** What the task requires **
Transcribe the material verbatim in full; the pictures do not belong in the copy.

** Provided entries **
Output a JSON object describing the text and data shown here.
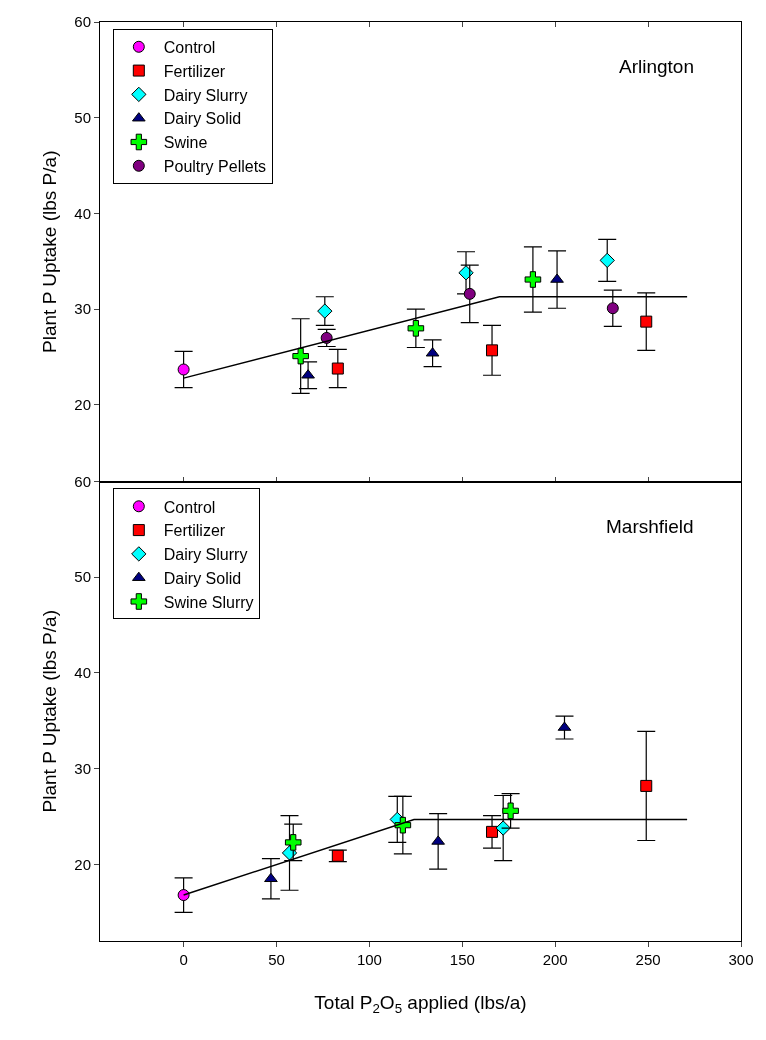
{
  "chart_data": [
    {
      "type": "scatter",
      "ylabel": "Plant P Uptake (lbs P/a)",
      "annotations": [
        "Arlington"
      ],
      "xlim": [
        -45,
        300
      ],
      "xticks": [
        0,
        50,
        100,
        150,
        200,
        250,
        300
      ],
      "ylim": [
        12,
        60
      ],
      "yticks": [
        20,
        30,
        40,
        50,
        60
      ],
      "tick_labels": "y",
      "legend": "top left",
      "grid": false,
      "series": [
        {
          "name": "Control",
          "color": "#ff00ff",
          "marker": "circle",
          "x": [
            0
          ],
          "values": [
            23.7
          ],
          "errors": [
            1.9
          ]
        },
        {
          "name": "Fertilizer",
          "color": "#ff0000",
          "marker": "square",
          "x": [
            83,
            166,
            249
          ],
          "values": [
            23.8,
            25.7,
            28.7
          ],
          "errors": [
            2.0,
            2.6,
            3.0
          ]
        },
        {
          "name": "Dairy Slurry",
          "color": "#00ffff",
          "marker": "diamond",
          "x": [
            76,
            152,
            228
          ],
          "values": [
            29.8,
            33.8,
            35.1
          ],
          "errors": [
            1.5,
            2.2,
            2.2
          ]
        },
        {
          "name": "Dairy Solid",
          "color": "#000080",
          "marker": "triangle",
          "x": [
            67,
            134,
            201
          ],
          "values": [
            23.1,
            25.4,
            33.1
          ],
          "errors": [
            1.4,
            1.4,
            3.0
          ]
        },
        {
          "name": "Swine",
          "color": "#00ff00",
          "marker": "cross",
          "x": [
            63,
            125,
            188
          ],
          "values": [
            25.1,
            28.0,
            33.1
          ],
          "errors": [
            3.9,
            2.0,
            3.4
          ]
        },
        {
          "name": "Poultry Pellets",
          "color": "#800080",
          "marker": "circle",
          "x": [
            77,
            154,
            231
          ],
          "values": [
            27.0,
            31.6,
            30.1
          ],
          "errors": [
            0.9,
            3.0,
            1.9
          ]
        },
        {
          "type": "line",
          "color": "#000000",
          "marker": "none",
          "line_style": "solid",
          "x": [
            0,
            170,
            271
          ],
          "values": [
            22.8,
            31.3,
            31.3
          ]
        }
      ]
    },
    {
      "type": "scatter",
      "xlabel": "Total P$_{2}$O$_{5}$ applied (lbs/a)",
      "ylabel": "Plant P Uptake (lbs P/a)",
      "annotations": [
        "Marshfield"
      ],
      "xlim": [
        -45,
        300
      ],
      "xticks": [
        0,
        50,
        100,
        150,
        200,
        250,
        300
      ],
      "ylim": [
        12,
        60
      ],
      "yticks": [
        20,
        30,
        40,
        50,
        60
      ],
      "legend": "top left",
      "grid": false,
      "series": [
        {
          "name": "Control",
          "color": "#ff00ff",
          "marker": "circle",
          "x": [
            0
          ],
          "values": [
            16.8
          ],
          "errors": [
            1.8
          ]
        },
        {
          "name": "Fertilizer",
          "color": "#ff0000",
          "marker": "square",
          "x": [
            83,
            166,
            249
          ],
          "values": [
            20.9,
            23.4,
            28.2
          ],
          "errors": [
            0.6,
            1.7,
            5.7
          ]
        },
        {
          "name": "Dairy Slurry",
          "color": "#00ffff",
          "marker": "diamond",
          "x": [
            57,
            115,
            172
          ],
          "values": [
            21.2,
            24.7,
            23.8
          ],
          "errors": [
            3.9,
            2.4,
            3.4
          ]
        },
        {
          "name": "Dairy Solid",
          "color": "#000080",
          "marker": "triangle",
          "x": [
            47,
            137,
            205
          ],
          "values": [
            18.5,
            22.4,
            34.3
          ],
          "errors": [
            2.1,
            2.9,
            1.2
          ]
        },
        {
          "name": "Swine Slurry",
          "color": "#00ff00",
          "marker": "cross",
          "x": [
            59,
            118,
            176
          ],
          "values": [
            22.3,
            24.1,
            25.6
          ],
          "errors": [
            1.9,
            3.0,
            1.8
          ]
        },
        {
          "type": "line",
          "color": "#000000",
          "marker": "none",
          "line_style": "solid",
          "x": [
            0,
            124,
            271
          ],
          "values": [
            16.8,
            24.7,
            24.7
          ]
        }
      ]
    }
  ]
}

** Answer to the task **
Output a JSON object describing the text and data shown here.
{
  "chart_data": [
    {
      "type": "scatter",
      "ylabel": "Plant P Uptake (lbs P/a)",
      "annotations": [
        "Arlington"
      ],
      "xlim": [
        -45,
        300
      ],
      "xticks": [
        0,
        50,
        100,
        150,
        200,
        250,
        300
      ],
      "ylim": [
        12,
        60
      ],
      "yticks": [
        20,
        30,
        40,
        50,
        60
      ],
      "tick_labels": "y",
      "legend": "top left",
      "grid": false,
      "series": [
        {
          "name": "Control",
          "color": "#ff00ff",
          "marker": "circle",
          "x": [
            0
          ],
          "values": [
            23.7
          ],
          "errors": [
            1.9
          ]
        },
        {
          "name": "Fertilizer",
          "color": "#ff0000",
          "marker": "square",
          "x": [
            83,
            166,
            249
          ],
          "values": [
            23.8,
            25.7,
            28.7
          ],
          "errors": [
            2.0,
            2.6,
            3.0
          ]
        },
        {
          "name": "Dairy Slurry",
          "color": "#00ffff",
          "marker": "diamond",
          "x": [
            76,
            152,
            228
          ],
          "values": [
            29.8,
            33.8,
            35.1
          ],
          "errors": [
            1.5,
            2.2,
            2.2
          ]
        },
        {
          "name": "Dairy Solid",
          "color": "#000080",
          "marker": "triangle",
          "x": [
            67,
            134,
            201
          ],
          "values": [
            23.1,
            25.4,
            33.1
          ],
          "errors": [
            1.4,
            1.4,
            3.0
          ]
        },
        {
          "name": "Swine",
          "color": "#00ff00",
          "marker": "cross",
          "x": [
            63,
            125,
            188
          ],
          "values": [
            25.1,
            28.0,
            33.1
          ],
          "errors": [
            3.9,
            2.0,
            3.4
          ]
        },
        {
          "name": "Poultry Pellets",
          "color": "#800080",
          "marker": "circle",
          "x": [
            77,
            154,
            231
          ],
          "values": [
            27.0,
            31.6,
            30.1
          ],
          "errors": [
            0.9,
            3.0,
            1.9
          ]
        },
        {
          "type": "line",
          "color": "#000000",
          "marker": "none",
          "line_style": "solid",
          "x": [
            0,
            170,
            271
          ],
          "values": [
            22.8,
            31.3,
            31.3
          ]
        }
      ]
    },
    {
      "type": "scatter",
      "xlabel": "Total P$_{2}$O$_{5}$ applied (lbs/a)",
      "ylabel": "Plant P Uptake (lbs P/a)",
      "annotations": [
        "Marshfield"
      ],
      "xlim": [
        -45,
        300
      ],
      "xticks": [
        0,
        50,
        100,
        150,
        200,
        250,
        300
      ],
      "ylim": [
        12,
        60
      ],
      "yticks": [
        20,
        30,
        40,
        50,
        60
      ],
      "legend": "top left",
      "grid": false,
      "series": [
        {
          "name": "Control",
          "color": "#ff00ff",
          "marker": "circle",
          "x": [
            0
          ],
          "values": [
            16.8
          ],
          "errors": [
            1.8
          ]
        },
        {
          "name": "Fertilizer",
          "color": "#ff0000",
          "marker": "square",
          "x": [
            83,
            166,
            249
          ],
          "values": [
            20.9,
            23.4,
            28.2
          ],
          "errors": [
            0.6,
            1.7,
            5.7
          ]
        },
        {
          "name": "Dairy Slurry",
          "color": "#00ffff",
          "marker": "diamond",
          "x": [
            57,
            115,
            172
          ],
          "values": [
            21.2,
            24.7,
            23.8
          ],
          "errors": [
            3.9,
            2.4,
            3.4
          ]
        },
        {
          "name": "Dairy Solid",
          "color": "#000080",
          "marker": "triangle",
          "x": [
            47,
            137,
            205
          ],
          "values": [
            18.5,
            22.4,
            34.3
          ],
          "errors": [
            2.1,
            2.9,
            1.2
          ]
        },
        {
          "name": "Swine Slurry",
          "color": "#00ff00",
          "marker": "cross",
          "x": [
            59,
            118,
            176
          ],
          "values": [
            22.3,
            24.1,
            25.6
          ],
          "errors": [
            1.9,
            3.0,
            1.8
          ]
        },
        {
          "type": "line",
          "color": "#000000",
          "marker": "none",
          "line_style": "solid",
          "x": [
            0,
            124,
            271
          ],
          "values": [
            16.8,
            24.7,
            24.7
          ]
        }
      ]
    }
  ]
}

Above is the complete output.